Every line below that contains "النبى" is to be copied.
::::
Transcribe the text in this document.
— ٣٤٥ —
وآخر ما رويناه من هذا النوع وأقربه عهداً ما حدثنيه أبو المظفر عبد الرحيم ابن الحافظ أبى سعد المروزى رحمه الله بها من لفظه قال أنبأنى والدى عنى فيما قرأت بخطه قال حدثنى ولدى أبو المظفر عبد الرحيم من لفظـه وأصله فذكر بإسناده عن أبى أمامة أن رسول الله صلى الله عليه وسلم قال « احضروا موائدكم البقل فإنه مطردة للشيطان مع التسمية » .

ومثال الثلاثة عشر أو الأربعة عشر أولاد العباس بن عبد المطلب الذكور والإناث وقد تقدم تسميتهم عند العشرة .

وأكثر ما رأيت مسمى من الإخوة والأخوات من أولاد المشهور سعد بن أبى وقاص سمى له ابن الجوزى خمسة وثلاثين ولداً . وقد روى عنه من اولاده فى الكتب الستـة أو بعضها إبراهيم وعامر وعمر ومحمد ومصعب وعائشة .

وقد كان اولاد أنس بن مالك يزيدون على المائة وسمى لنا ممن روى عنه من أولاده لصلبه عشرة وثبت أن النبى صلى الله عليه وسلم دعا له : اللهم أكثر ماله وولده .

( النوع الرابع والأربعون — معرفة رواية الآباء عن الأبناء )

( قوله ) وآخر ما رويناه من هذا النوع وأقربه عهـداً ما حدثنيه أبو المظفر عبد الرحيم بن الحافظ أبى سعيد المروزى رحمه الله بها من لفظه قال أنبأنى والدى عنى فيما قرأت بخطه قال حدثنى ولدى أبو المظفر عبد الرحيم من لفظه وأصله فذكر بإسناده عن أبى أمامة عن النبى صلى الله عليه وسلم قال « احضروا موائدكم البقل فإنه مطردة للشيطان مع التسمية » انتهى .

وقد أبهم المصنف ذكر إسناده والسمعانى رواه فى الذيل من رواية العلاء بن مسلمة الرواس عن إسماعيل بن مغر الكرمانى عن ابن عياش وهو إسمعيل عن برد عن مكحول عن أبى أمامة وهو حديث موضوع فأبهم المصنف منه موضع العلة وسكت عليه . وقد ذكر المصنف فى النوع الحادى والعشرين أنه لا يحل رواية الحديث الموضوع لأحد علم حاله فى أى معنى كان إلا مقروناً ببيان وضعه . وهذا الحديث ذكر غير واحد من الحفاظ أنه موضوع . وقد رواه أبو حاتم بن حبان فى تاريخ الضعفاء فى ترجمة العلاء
::::
◆ Output of the task
وقد كان اولاد أنس بن مالك يزيدون على المائة وسمى لنا ممن روى عنه من أولاده لصلبه عشرة وثبت أن النبى صلى الله عليه وسلم دعا له : اللهم أكثر ماله وولده .
( قوله ) وآخر ما رويناه من هذا النوع وأقربه عهـداً ما حدثنيه أبو المظفر عبد الرحيم بن الحافظ أبى سعيد المروزى رحمه الله بها من لفظه قال أنبأنى والدى عنى فيما قرأت بخطه قال حدثنى ولدى أبو المظفر عبد الرحيم من لفظه وأصله فذكر بإسناده عن أبى أمامة عن النبى صلى الله عليه وسلم قال « احضروا موائدكم البقل فإنه مطردة للشيطان مع التسمية » انتهى .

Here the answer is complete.